### TASK STATEMENT
What number of lines hold the word "default"? State that number and nothing besides.

### DATA RECORDS

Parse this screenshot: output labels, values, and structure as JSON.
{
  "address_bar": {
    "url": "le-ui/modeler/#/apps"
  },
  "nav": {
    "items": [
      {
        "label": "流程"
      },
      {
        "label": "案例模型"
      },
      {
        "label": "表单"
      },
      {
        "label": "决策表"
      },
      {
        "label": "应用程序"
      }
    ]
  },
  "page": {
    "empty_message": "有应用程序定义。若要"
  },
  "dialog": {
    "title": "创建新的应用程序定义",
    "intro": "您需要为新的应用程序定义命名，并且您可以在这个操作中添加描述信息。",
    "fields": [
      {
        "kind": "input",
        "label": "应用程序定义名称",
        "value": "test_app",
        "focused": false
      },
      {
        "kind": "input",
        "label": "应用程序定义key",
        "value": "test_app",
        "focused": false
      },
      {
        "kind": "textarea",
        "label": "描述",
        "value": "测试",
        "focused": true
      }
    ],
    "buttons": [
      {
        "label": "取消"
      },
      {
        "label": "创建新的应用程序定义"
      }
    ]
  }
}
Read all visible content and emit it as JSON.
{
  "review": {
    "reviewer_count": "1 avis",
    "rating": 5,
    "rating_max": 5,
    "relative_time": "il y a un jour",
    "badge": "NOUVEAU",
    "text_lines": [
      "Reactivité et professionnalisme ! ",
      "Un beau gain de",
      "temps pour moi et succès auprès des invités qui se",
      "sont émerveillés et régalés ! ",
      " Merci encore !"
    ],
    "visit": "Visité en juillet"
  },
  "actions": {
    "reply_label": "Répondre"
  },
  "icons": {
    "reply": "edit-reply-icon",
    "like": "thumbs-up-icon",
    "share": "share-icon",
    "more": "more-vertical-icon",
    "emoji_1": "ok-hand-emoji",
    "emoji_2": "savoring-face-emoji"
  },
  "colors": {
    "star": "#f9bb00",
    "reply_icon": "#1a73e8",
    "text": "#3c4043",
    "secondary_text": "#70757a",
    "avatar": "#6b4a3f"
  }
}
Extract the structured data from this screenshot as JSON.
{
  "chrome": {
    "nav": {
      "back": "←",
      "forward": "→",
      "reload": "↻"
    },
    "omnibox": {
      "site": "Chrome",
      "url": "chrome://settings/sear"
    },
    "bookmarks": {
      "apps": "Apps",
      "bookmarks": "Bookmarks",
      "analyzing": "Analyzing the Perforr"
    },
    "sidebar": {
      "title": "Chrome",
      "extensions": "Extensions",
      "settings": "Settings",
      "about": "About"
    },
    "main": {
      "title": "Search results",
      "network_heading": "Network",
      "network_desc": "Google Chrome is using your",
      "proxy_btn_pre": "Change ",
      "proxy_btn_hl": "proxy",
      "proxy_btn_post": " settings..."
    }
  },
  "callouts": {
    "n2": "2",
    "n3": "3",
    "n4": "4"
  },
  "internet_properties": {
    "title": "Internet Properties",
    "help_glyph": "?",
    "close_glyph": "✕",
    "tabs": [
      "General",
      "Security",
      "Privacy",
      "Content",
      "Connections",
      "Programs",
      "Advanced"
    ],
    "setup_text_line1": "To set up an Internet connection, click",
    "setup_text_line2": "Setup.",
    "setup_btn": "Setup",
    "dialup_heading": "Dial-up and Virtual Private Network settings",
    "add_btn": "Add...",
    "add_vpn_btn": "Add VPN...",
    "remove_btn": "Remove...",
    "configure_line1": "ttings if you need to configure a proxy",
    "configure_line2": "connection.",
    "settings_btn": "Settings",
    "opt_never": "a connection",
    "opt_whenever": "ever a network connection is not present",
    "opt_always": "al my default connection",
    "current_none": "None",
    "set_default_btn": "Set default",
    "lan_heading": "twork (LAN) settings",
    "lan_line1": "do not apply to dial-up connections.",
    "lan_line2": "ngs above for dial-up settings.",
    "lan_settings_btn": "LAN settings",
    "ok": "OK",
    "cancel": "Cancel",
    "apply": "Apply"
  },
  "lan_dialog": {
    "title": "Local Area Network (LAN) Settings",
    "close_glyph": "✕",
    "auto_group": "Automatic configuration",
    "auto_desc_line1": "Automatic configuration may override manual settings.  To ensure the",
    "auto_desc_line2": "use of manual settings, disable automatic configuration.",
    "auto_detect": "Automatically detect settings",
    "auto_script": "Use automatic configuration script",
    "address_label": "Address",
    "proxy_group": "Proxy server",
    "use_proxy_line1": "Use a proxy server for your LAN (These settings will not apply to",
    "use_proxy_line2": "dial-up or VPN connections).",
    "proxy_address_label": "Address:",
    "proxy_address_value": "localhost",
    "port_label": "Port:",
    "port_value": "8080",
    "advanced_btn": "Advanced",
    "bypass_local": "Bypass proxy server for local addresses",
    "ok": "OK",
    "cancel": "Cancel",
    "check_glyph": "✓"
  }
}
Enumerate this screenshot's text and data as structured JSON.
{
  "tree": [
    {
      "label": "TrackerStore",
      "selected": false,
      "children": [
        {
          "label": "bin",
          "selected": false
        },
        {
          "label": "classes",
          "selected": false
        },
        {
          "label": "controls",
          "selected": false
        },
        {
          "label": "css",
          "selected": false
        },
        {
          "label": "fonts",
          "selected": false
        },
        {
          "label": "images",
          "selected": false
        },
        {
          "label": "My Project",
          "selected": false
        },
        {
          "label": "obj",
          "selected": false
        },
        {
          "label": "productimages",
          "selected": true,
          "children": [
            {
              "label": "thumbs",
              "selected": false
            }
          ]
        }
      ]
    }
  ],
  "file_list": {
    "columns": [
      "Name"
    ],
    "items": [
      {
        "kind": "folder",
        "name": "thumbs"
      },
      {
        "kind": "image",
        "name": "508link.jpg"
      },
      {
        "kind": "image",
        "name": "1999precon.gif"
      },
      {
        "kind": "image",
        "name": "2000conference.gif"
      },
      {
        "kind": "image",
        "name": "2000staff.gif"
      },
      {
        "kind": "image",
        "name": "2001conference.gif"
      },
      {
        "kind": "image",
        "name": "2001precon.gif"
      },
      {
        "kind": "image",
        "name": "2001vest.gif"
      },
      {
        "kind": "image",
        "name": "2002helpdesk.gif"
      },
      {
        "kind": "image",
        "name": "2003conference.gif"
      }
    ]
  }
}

### SOLUTION
2